Input material –
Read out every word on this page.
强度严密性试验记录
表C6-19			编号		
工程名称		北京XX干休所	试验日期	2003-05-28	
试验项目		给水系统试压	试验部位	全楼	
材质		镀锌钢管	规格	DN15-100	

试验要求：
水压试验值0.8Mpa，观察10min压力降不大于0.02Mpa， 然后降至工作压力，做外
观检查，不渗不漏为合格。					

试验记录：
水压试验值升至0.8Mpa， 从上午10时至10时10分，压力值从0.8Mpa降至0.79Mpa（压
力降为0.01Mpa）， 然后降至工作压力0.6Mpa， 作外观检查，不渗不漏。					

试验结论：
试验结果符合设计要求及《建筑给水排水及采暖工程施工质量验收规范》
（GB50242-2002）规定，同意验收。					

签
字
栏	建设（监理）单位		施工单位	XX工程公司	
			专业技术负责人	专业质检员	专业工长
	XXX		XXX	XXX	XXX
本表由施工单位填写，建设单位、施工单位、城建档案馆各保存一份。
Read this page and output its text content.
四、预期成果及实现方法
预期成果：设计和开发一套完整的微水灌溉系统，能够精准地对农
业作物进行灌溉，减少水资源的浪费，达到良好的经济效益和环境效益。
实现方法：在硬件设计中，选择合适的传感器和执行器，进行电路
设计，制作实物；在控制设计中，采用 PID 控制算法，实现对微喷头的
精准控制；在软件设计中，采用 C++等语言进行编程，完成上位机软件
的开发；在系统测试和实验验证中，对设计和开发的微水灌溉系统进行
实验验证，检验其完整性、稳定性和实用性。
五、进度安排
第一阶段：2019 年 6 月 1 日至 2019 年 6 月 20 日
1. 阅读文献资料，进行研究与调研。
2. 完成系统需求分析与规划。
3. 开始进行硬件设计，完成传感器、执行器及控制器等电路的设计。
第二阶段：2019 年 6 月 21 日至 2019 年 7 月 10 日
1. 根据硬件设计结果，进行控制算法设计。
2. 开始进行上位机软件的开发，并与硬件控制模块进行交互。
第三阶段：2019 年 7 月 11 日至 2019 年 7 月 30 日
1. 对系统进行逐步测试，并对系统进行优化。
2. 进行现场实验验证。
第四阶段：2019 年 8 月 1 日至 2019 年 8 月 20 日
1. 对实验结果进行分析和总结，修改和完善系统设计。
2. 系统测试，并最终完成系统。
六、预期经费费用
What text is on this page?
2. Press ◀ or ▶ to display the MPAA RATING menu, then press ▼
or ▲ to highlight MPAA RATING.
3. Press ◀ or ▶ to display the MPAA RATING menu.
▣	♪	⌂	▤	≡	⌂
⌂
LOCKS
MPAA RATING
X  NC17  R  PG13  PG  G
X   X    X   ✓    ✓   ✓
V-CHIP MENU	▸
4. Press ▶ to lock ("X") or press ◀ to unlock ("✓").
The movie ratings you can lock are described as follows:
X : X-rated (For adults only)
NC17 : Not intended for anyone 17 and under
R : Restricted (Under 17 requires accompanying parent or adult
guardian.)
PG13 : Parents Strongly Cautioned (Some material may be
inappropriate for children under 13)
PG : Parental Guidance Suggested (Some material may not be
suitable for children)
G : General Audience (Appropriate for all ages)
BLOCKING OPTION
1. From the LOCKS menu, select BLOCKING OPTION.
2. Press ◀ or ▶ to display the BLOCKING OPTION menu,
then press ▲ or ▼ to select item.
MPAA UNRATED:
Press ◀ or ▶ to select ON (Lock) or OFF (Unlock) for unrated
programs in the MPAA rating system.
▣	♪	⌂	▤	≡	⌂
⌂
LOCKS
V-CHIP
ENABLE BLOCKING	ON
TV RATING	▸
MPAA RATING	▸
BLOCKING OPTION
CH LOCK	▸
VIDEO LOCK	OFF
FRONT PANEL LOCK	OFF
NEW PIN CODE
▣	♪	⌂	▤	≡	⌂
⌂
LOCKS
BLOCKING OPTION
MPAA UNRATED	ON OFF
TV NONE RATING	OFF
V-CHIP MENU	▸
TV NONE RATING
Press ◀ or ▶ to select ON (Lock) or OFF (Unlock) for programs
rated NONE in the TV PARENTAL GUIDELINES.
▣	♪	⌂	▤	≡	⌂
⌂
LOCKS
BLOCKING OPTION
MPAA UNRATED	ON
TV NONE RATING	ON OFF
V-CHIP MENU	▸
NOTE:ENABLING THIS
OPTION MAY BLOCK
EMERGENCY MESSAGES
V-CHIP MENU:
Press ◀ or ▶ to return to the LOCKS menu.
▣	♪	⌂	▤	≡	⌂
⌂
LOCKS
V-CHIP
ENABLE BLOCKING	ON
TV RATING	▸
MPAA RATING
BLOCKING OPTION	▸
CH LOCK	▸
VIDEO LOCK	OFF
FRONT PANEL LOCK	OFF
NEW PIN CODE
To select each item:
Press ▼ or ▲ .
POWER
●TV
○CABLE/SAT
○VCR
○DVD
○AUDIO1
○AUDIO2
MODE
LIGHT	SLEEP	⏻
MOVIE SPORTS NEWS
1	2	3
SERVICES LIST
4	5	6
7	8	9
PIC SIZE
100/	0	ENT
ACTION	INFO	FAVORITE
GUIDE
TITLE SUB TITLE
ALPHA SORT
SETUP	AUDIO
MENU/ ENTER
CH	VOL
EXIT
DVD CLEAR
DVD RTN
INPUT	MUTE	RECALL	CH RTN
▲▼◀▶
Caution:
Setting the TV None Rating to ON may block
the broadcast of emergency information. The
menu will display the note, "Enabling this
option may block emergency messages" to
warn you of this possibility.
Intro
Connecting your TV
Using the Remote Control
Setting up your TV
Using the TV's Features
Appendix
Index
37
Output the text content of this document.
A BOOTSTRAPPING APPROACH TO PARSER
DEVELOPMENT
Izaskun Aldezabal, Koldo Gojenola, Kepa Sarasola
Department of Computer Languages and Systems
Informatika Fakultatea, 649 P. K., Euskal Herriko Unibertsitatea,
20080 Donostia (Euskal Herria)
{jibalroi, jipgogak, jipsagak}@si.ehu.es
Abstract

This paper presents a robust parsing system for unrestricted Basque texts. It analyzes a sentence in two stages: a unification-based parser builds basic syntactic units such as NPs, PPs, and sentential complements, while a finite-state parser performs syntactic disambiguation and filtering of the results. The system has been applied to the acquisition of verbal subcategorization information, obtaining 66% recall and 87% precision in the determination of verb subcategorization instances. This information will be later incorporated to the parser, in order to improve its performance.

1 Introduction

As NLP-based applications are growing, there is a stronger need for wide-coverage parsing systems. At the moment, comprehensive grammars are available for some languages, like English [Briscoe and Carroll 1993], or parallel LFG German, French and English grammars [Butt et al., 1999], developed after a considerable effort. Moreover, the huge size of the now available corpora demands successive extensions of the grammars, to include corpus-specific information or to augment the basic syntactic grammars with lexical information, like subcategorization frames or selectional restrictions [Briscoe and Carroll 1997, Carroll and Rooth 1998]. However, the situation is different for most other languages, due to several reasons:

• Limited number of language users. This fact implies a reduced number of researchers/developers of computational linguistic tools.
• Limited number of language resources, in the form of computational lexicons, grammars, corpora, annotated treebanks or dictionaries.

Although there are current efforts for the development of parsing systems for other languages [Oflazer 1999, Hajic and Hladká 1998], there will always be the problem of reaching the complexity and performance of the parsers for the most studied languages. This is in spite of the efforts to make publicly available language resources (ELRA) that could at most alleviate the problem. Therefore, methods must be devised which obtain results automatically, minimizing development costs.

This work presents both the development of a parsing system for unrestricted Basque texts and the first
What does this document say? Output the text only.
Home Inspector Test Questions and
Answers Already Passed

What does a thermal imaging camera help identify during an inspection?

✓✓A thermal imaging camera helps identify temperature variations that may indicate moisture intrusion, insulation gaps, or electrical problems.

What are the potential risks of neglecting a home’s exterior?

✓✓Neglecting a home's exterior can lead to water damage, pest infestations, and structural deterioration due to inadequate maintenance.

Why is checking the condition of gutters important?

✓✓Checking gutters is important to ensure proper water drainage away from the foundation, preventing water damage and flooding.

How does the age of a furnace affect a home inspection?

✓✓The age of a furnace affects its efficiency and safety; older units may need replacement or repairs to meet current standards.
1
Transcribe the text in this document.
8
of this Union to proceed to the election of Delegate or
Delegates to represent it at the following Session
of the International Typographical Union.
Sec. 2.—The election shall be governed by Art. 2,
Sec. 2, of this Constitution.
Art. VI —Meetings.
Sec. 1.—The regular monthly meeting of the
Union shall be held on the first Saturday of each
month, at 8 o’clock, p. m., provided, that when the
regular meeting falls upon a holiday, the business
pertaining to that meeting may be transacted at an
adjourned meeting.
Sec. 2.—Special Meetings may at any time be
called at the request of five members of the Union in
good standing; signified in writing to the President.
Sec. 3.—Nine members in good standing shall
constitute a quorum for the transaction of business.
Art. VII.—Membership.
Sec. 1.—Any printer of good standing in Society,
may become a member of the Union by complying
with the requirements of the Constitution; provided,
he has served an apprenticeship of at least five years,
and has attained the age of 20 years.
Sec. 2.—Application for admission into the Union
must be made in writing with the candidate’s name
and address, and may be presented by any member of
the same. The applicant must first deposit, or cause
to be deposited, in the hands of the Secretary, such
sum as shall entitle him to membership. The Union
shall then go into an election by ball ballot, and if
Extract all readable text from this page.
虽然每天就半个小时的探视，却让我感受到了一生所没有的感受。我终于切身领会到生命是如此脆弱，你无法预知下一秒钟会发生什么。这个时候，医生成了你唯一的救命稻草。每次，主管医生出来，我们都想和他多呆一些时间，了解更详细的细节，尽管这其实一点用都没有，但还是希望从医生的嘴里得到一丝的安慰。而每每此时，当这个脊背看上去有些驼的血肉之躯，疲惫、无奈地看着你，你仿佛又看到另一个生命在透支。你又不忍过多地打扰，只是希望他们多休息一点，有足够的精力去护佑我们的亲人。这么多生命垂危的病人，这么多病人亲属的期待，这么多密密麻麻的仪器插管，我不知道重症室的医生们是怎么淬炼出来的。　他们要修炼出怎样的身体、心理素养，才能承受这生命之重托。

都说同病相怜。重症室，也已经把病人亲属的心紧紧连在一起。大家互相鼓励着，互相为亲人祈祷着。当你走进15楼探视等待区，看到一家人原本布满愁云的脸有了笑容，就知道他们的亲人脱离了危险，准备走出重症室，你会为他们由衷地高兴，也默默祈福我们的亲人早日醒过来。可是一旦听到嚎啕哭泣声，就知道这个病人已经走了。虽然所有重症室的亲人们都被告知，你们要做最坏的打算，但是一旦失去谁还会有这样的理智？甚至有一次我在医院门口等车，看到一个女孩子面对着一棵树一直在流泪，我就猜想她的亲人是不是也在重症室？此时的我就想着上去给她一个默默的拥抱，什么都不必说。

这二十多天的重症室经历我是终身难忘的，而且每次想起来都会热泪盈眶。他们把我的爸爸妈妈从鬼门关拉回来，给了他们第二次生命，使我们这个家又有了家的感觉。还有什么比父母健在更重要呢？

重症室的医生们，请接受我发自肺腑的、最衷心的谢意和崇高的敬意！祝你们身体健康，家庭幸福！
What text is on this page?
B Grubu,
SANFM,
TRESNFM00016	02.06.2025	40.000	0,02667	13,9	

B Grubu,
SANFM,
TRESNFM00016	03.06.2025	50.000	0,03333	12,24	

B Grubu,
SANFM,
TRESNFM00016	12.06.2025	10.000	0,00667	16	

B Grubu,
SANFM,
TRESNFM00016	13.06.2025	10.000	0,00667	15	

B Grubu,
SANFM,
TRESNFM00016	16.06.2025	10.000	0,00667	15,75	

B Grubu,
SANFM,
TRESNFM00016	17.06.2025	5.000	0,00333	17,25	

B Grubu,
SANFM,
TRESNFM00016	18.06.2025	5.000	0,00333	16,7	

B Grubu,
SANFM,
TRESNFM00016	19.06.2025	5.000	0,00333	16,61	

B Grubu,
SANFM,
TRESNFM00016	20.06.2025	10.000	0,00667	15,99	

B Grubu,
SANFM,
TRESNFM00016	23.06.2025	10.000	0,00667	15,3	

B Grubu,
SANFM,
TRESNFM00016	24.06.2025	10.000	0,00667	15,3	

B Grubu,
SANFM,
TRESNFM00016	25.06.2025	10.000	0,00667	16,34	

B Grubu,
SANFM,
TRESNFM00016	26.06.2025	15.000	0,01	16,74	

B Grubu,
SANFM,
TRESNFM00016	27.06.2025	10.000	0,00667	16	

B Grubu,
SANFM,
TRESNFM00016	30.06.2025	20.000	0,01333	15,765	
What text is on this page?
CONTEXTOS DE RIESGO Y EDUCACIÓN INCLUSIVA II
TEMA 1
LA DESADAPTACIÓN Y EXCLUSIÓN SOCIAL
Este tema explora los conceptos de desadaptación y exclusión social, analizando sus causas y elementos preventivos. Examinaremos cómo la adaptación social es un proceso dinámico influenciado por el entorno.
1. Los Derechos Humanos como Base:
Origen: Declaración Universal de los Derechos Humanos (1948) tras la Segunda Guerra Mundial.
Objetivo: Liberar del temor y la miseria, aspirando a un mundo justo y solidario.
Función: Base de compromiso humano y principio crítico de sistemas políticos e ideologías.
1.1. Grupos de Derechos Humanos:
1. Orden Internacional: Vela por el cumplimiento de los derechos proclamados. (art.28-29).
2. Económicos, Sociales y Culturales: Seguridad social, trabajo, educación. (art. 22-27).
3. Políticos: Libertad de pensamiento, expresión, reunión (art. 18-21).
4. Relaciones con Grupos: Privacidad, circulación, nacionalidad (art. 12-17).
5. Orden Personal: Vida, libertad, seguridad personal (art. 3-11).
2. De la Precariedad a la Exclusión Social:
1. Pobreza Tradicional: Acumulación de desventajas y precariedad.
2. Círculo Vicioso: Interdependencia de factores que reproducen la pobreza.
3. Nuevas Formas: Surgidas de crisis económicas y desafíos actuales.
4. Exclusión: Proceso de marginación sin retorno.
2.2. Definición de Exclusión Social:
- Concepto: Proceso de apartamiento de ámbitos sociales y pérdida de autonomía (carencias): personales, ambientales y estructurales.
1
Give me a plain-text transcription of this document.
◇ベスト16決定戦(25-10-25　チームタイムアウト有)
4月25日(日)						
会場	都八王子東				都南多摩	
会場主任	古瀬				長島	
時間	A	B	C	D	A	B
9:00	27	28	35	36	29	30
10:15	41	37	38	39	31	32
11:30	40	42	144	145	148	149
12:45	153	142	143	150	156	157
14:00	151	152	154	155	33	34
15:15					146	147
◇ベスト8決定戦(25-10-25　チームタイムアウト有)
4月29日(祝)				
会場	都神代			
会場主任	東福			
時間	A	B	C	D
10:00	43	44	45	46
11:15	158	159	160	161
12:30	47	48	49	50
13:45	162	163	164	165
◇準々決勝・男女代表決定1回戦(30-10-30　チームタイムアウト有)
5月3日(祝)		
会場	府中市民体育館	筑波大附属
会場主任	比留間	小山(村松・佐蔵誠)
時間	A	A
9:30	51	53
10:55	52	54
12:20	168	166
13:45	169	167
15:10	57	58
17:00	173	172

What you should do – On how many lines does the word "units" appear? Answer with only the number.

Problem solution – 2